• TASK REQUIREMENTS: Return the number of lines in which the word "from" appears; add nothing else.

• INPUT RECORDS:
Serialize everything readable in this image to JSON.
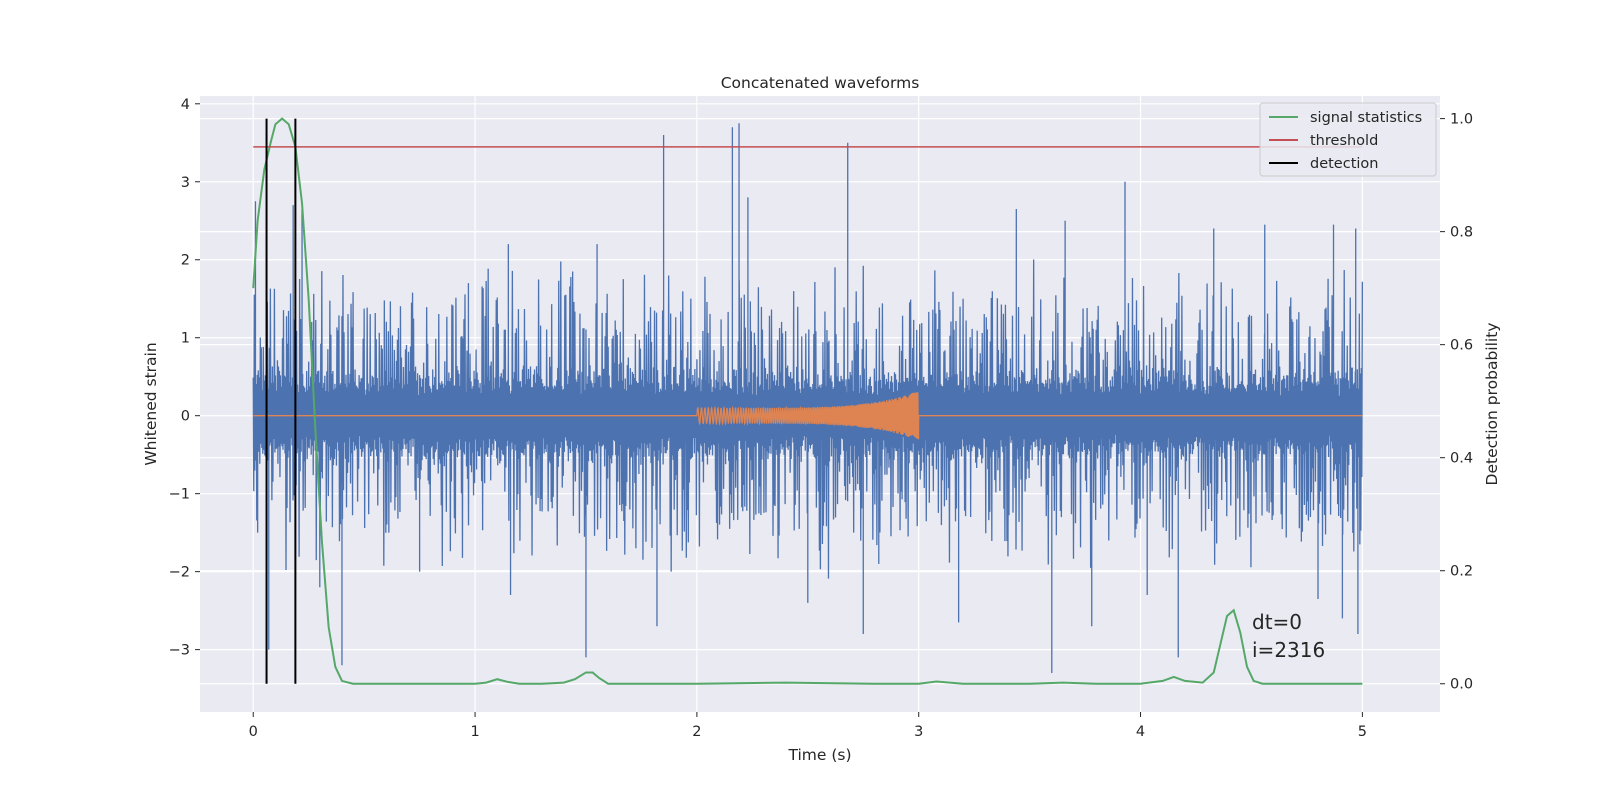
{
  "chart_data": {
    "type": "line",
    "title": "Concatenated waveforms",
    "xlabel": "Time (s)",
    "ylabel": "Whitened strain",
    "y2label": "Detection probability",
    "xlim": [
      -0.24,
      5.35
    ],
    "ylim": [
      -3.8,
      4.1
    ],
    "y2lim": [
      -0.05,
      1.04
    ],
    "xticks": [
      0,
      1,
      2,
      3,
      4,
      5
    ],
    "yticks": [
      -3,
      -2,
      -1,
      0,
      1,
      2,
      3,
      4
    ],
    "y2ticks": [
      0.0,
      0.2,
      0.4,
      0.6,
      0.8,
      1.0
    ],
    "grid": true,
    "legend_position": "top-right",
    "legend": [
      "signal statistics",
      "threshold",
      "detection"
    ],
    "series": [
      {
        "kind": "noise-strain",
        "axis": "left",
        "color": "#4c72b0",
        "x_range": [
          0,
          5
        ],
        "core_amplitude": 0.55,
        "peaks": [
          {
            "x": 0.01,
            "y": 2.75
          },
          {
            "x": 0.02,
            "y": -1.5
          },
          {
            "x": 0.07,
            "y": -3.0
          },
          {
            "x": 0.18,
            "y": 2.7
          },
          {
            "x": 0.22,
            "y": 2.65
          },
          {
            "x": 0.3,
            "y": -2.2
          },
          {
            "x": 0.4,
            "y": -3.2
          },
          {
            "x": 0.75,
            "y": -2.0
          },
          {
            "x": 0.97,
            "y": 1.7
          },
          {
            "x": 1.16,
            "y": -2.3
          },
          {
            "x": 1.15,
            "y": 2.2
          },
          {
            "x": 1.44,
            "y": 1.85
          },
          {
            "x": 1.5,
            "y": -3.1
          },
          {
            "x": 1.55,
            "y": 2.2
          },
          {
            "x": 1.82,
            "y": -2.7
          },
          {
            "x": 1.85,
            "y": 3.6
          },
          {
            "x": 2.16,
            "y": 3.7
          },
          {
            "x": 2.19,
            "y": 3.75
          },
          {
            "x": 2.23,
            "y": 2.8
          },
          {
            "x": 2.5,
            "y": -2.4
          },
          {
            "x": 2.68,
            "y": 3.5
          },
          {
            "x": 2.75,
            "y": -2.8
          },
          {
            "x": 2.82,
            "y": -1.9
          },
          {
            "x": 3.18,
            "y": -2.65
          },
          {
            "x": 3.44,
            "y": 2.65
          },
          {
            "x": 3.6,
            "y": -3.3
          },
          {
            "x": 3.66,
            "y": 2.5
          },
          {
            "x": 3.78,
            "y": -2.7
          },
          {
            "x": 3.93,
            "y": 3.0
          },
          {
            "x": 4.03,
            "y": -2.3
          },
          {
            "x": 4.17,
            "y": -3.1
          },
          {
            "x": 4.33,
            "y": 2.4
          },
          {
            "x": 4.56,
            "y": 2.45
          },
          {
            "x": 4.8,
            "y": -2.35
          },
          {
            "x": 4.87,
            "y": 2.45
          },
          {
            "x": 4.91,
            "y": -2.6
          },
          {
            "x": 4.97,
            "y": 2.4
          },
          {
            "x": 4.98,
            "y": -2.8
          }
        ]
      },
      {
        "kind": "chirp",
        "axis": "left",
        "color": "#dd8452",
        "x_range": [
          2.0,
          3.0
        ],
        "amplitude_start": 0.1,
        "amplitude_end": 0.32
      },
      {
        "name": "signal statistics",
        "axis": "right",
        "color": "#55a868",
        "x": [
          0.0,
          0.02,
          0.05,
          0.08,
          0.1,
          0.13,
          0.16,
          0.19,
          0.22,
          0.25,
          0.28,
          0.31,
          0.34,
          0.37,
          0.4,
          0.45,
          0.6,
          0.9,
          1.0,
          1.05,
          1.1,
          1.15,
          1.2,
          1.3,
          1.4,
          1.45,
          1.5,
          1.53,
          1.56,
          1.6,
          1.7,
          2.0,
          2.4,
          2.8,
          3.0,
          3.08,
          3.2,
          3.5,
          3.65,
          3.8,
          4.0,
          4.1,
          4.15,
          4.2,
          4.28,
          4.33,
          4.36,
          4.39,
          4.42,
          4.45,
          4.48,
          4.51,
          4.55,
          4.65,
          5.0
        ],
        "values": [
          0.7,
          0.82,
          0.91,
          0.96,
          0.99,
          1.0,
          0.99,
          0.95,
          0.85,
          0.68,
          0.45,
          0.25,
          0.1,
          0.03,
          0.005,
          0.0,
          0.0,
          0.0,
          0.0,
          0.002,
          0.008,
          0.003,
          0.0,
          0.0,
          0.002,
          0.008,
          0.02,
          0.02,
          0.01,
          0.0,
          0.0,
          0.0,
          0.002,
          0.0,
          0.0,
          0.004,
          0.0,
          0.0,
          0.002,
          0.0,
          0.0,
          0.005,
          0.012,
          0.005,
          0.002,
          0.02,
          0.07,
          0.12,
          0.13,
          0.09,
          0.03,
          0.005,
          0.0,
          0.0,
          0.0
        ]
      },
      {
        "name": "threshold",
        "axis": "right",
        "color": "#c44e52",
        "x": [
          0,
          5
        ],
        "values": [
          0.95,
          0.95
        ]
      },
      {
        "name": "detection",
        "axis": "right",
        "color": "#000000",
        "x": [
          0.06,
          0.19
        ],
        "values": [
          1.0,
          1.0
        ]
      }
    ],
    "annotations": [
      "dt=0",
      "i=2316"
    ]
  }
}
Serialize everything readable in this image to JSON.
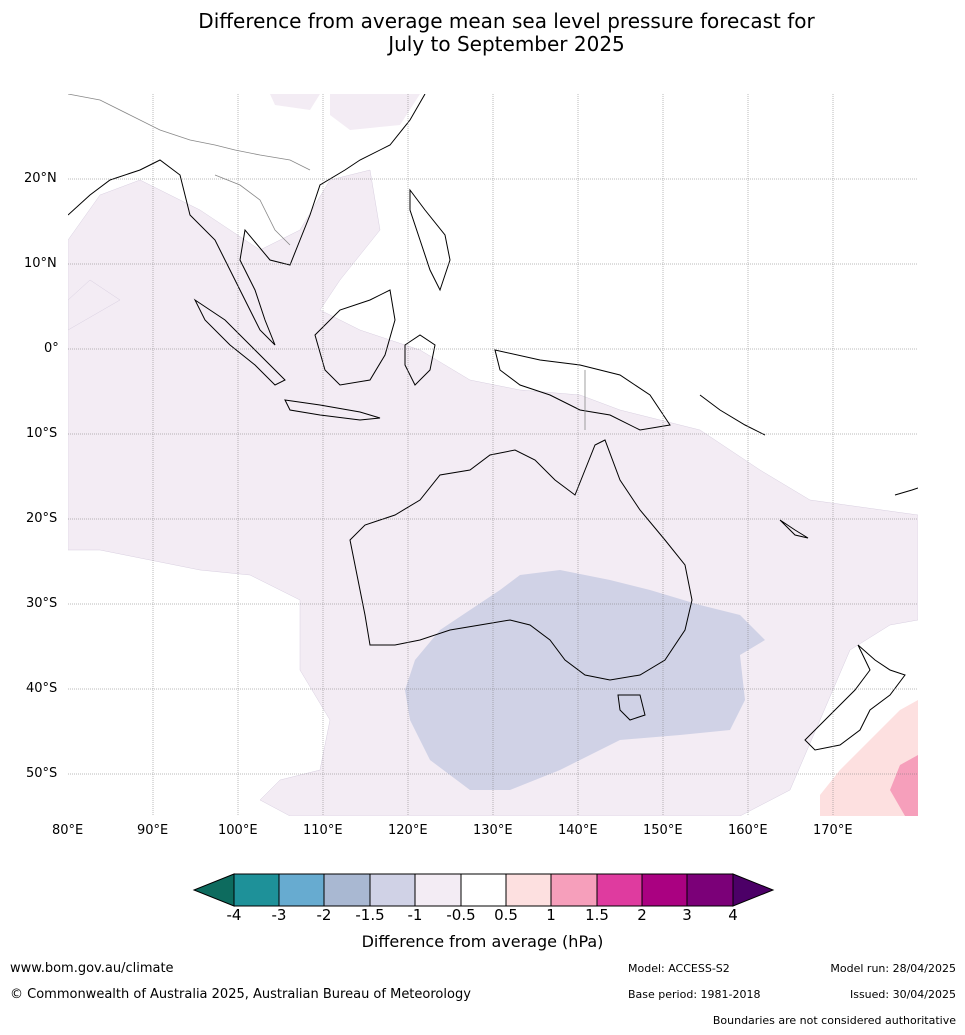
{
  "title": {
    "line1": "Difference from average mean sea level pressure forecast for",
    "line2": "July to September 2025"
  },
  "map": {
    "lat_labels": [
      "20°N",
      "10°N",
      "0°",
      "10°S",
      "20°S",
      "30°S",
      "40°S",
      "50°S"
    ],
    "lon_labels": [
      "80°E",
      "90°E",
      "100°E",
      "110°E",
      "120°E",
      "130°E",
      "140°E",
      "150°E",
      "160°E",
      "170°E"
    ],
    "extent": {
      "lon": [
        80,
        180
      ],
      "lat": [
        -55,
        30
      ]
    },
    "gridlines": true
  },
  "colorbar": {
    "title": "Difference from average (hPa)",
    "ticks": [
      "-4",
      "-3",
      "-2",
      "-1.5",
      "-1",
      "-0.5",
      "0.5",
      "1",
      "1.5",
      "2",
      "3",
      "4"
    ],
    "colors": [
      "#0d6b5e",
      "#1e9199",
      "#67abd0",
      "#a9b8d2",
      "#d0d2e6",
      "#f3ecf4",
      "#ffffff",
      "#fde0e0",
      "#f69fbb",
      "#df3b9f",
      "#aa0181",
      "#7b0078",
      "#4c0067"
    ]
  },
  "footer": {
    "url": "www.bom.gov.au/climate",
    "copyright": "© Commonwealth of Australia 2025, Australian Bureau of Meteorology",
    "model": "Model: ACCESS-S2",
    "base_period": "Base period: 1981-2018",
    "model_run": "Model run: 28/04/2025",
    "issued": "Issued: 30/04/2025",
    "disclaimer": "Boundaries are not considered authoritative"
  }
}
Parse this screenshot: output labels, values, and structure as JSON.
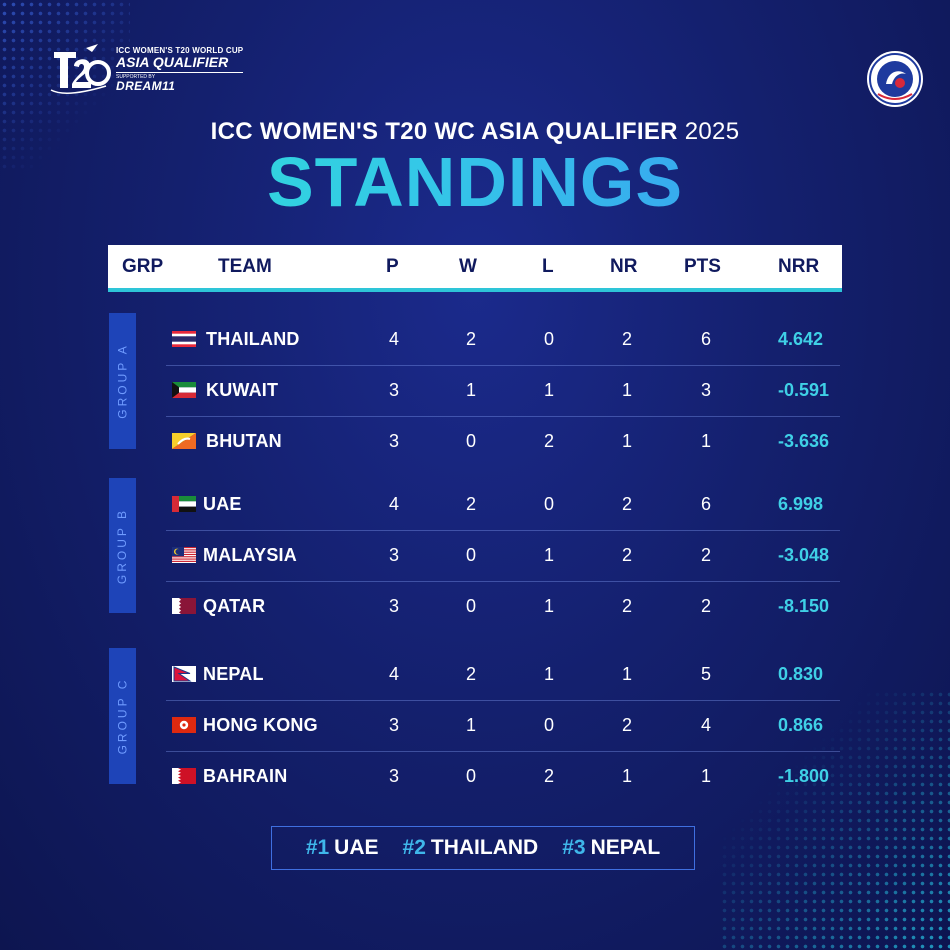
{
  "branding": {
    "logo_line1": "ICC WOMEN'S T20 WORLD CUP",
    "logo_line2": "ASIA QUALIFIER",
    "logo_line3": "SUPPORTED BY",
    "logo_line4": "DREAM11",
    "logo_mark": "t20-logo-icon",
    "badge": "association-badge-icon"
  },
  "heading": {
    "subtitle": "ICC WOMEN'S T20 WC ASIA QUALIFIER",
    "year": "2025",
    "title": "STANDINGS"
  },
  "table": {
    "columns": [
      "GRP",
      "TEAM",
      "P",
      "W",
      "L",
      "NR",
      "PTS",
      "NRR"
    ],
    "groups": [
      {
        "label": "GROUP A",
        "rows": [
          {
            "team": "THAILAND",
            "flag": "thailand-flag-icon",
            "p": "4",
            "w": "2",
            "l": "0",
            "nr": "2",
            "pts": "6",
            "nrr": "4.642"
          },
          {
            "team": "KUWAIT",
            "flag": "kuwait-flag-icon",
            "p": "3",
            "w": "1",
            "l": "1",
            "nr": "1",
            "pts": "3",
            "nrr": "-0.591"
          },
          {
            "team": "BHUTAN",
            "flag": "bhutan-flag-icon",
            "p": "3",
            "w": "0",
            "l": "2",
            "nr": "1",
            "pts": "1",
            "nrr": "-3.636"
          }
        ]
      },
      {
        "label": "GROUP B",
        "rows": [
          {
            "team": "UAE",
            "flag": "uae-flag-icon",
            "p": "4",
            "w": "2",
            "l": "0",
            "nr": "2",
            "pts": "6",
            "nrr": "6.998"
          },
          {
            "team": "MALAYSIA",
            "flag": "malaysia-flag-icon",
            "p": "3",
            "w": "0",
            "l": "1",
            "nr": "2",
            "pts": "2",
            "nrr": "-3.048"
          },
          {
            "team": "QATAR",
            "flag": "qatar-flag-icon",
            "p": "3",
            "w": "0",
            "l": "1",
            "nr": "2",
            "pts": "2",
            "nrr": "-8.150"
          }
        ]
      },
      {
        "label": "GROUP C",
        "rows": [
          {
            "team": "NEPAL",
            "flag": "nepal-flag-icon",
            "p": "4",
            "w": "2",
            "l": "1",
            "nr": "1",
            "pts": "5",
            "nrr": "0.830"
          },
          {
            "team": "HONG KONG",
            "flag": "hong-kong-flag-icon",
            "p": "3",
            "w": "1",
            "l": "0",
            "nr": "2",
            "pts": "4",
            "nrr": "0.866"
          },
          {
            "team": "BAHRAIN",
            "flag": "bahrain-flag-icon",
            "p": "3",
            "w": "0",
            "l": "2",
            "nr": "1",
            "pts": "1",
            "nrr": "-1.800"
          }
        ]
      }
    ]
  },
  "summary": [
    {
      "rank": "#1",
      "team": "UAE"
    },
    {
      "rank": "#2",
      "team": "THAILAND"
    },
    {
      "rank": "#3",
      "team": "NEPAL"
    }
  ],
  "colors": {
    "background": "#14206e",
    "accent_cyan": "#3fd0e6",
    "header_text": "#101a5e",
    "group_label_bg": "#1e44b8"
  }
}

• OUTPUT OF THE EXERCISE: 2